You can use the $R^2$ metric to evaluate how well the linear model fits the data.

It is expected that $𝑅^2$ is a value close to 0.5.

In [ ]:
# test of function normal_equation_prediction()
prediction = normal_equation_prediction(X, w)
r_2 = r_squared(y, prediction)
plot_points_regression(X,
                       y,
                       title='Real estate prices prediction',
                       xlabel="m\u00b2",
                       ylabel='$',
                       prediction=prediction,
                       legend=True,
                       r_squared=r_2)

Additional tests

Let us compute a prediction for $x=650$

In [ ]:
# Let us use the prediction function
x = np.asarray([650]).reshape(1,1)
prediction = normal_equation_prediction(x, w)
print("Area = %.2f  Predicted price = %.4f" %(x[0], prediction))

# another way of computing the same
y = np.dot(np.asarray((1,x)), w)
print("Area = %.2f  Predicted price = %.4f" %(x, y))

Exercise 2: Effect of the number of samples

Change the number of samples $N$ and observe how processing time varies.

In [ ]:
# Testing different values for N
X, y = get_housing_prices_data(N=1000000)
init = time.time()
w = normal_equation_weights(X, y)
prediction = normal_equation_prediction(X,w)
init = time.time() - init

print("Execution time = {:.8f}(s)".format(init))

Exercise 2: Effect of the data dimension

Test your code for data with $𝑑>1$. You can create your own dataset (if you do so, you can share the code by posting it to the moodle's Forum -- only the code for the dataset generation!). If you have no idea on how to generate such dataset, you can use existing datasets such as the one in scikit-learn https://scikit-learn.org/stable/modules/generated/sklearn.datasets.load_boston.html#sklearn.datasets.load_boston

If you used an existing dataset or one generated by a colleague, please acknowledge the fact clearly. Thanks!

In [ ]:
# Testing data with dimension  d > 1

__Exercise task 1__: Can you restate the paragraph beginning "Test your code for data" from the notebook extract above as a brief list that keeps its main facts?

__Saved data entries__:
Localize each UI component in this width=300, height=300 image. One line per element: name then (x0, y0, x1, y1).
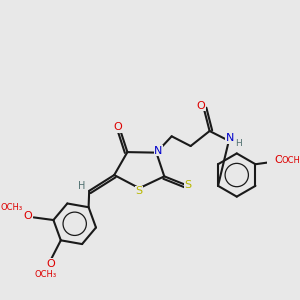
Text: O: O (274, 155, 283, 165)
Text: OCH₃: OCH₃ (35, 270, 57, 279)
Text: O: O (113, 122, 122, 132)
Text: OCH₃: OCH₃ (0, 203, 22, 212)
Text: O: O (23, 211, 32, 221)
Text: S: S (184, 180, 192, 190)
Text: N: N (226, 133, 234, 143)
Text: O: O (46, 259, 55, 269)
Text: H: H (78, 181, 85, 190)
Text: OCH₃: OCH₃ (282, 156, 300, 165)
Text: H: H (236, 140, 242, 148)
Text: O: O (197, 101, 206, 111)
Text: S: S (136, 186, 143, 197)
Text: N: N (154, 146, 163, 155)
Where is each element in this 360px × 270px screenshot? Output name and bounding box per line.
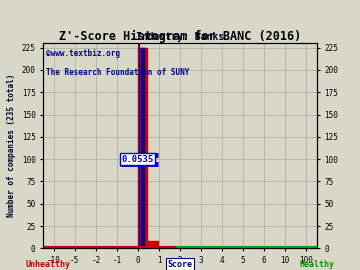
Text: Unhealthy: Unhealthy <box>25 260 70 269</box>
Title: Z'-Score Histogram for BANC (2016): Z'-Score Histogram for BANC (2016) <box>59 30 301 43</box>
Text: The Research Foundation of SUNY: The Research Foundation of SUNY <box>46 68 189 77</box>
Bar <box>148 241 159 248</box>
Bar <box>138 48 148 248</box>
Text: 0.0535: 0.0535 <box>121 155 153 164</box>
Y-axis label: Number of companies (235 total): Number of companies (235 total) <box>7 74 16 218</box>
Text: ©www.textbiz.org: ©www.textbiz.org <box>46 49 120 58</box>
Text: Score: Score <box>167 260 193 269</box>
Bar <box>141 48 145 248</box>
Text: Industry: Banks: Industry: Banks <box>136 32 224 42</box>
Text: Healthy: Healthy <box>300 260 335 269</box>
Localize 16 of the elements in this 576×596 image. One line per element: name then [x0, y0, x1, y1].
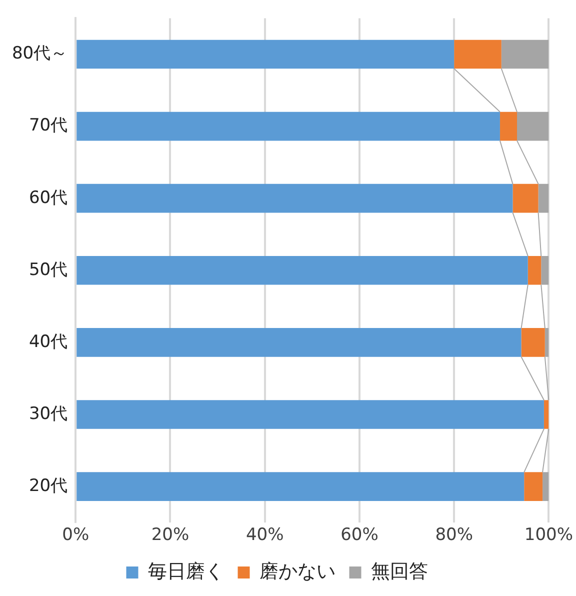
x-tick-label: 0%	[62, 525, 90, 546]
x-tick-label: 20%	[151, 525, 190, 546]
legend-label: 毎日磨く	[148, 560, 224, 582]
x-tick-label: 40%	[246, 525, 284, 546]
legend-label: 磨かない	[259, 560, 336, 582]
y-tick-label: 50代	[28, 260, 68, 280]
x-tick-label: 60%	[340, 525, 378, 546]
y-tick-label: 80代～	[12, 44, 68, 64]
x-tick-label: 80%	[435, 525, 473, 546]
y-tick-label: 70代	[28, 116, 68, 136]
y-tick-label: 20代	[28, 476, 68, 496]
x-tick-label: 100%	[524, 525, 574, 546]
y-tick-label: 40代	[28, 332, 68, 352]
legend-label: 無回答	[370, 560, 428, 582]
y-tick-label: 30代	[28, 404, 68, 424]
y-tick-label: 60代	[28, 188, 68, 208]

__Exercise task 2__: Set down the rows of the saved data entries from the line that contains "525, 90, 546]" through the end of the rows, with each line unchanged.

__Expected output 1__:
- Test your code on data with $𝑑>1$.
- You may create your own dataset. If you do, you can share only the dataset-generation code by posting it to the moodle's Forum.
- If you don't know how to generate such a dataset, you can use an existing one, such as the scikit-learn dataset at https://scikit-learn.org/stable/modules/generated/sklearn.datasets.load_boston.html#sklearn.datasets.load_boston

__Expected output 2__:
x-tick-label: 0%	[62, 525, 90, 546]
x-tick-label: 20%	[151, 525, 190, 546]
legend-label: 毎日磨く	[148, 560, 224, 582]
x-tick-label: 40%	[246, 525, 284, 546]
legend-label: 磨かない	[259, 560, 336, 582]
y-tick-label: 50代	[28, 260, 68, 280]
x-tick-label: 60%	[340, 525, 378, 546]
y-tick-label: 80代～	[12, 44, 68, 64]
x-tick-label: 80%	[435, 525, 473, 546]
y-tick-label: 70代	[28, 116, 68, 136]
y-tick-label: 20代	[28, 476, 68, 496]
x-tick-label: 100%	[524, 525, 574, 546]
y-tick-label: 40代	[28, 332, 68, 352]
legend-label: 無回答	[370, 560, 428, 582]
y-tick-label: 30代	[28, 404, 68, 424]
y-tick-label: 60代	[28, 188, 68, 208]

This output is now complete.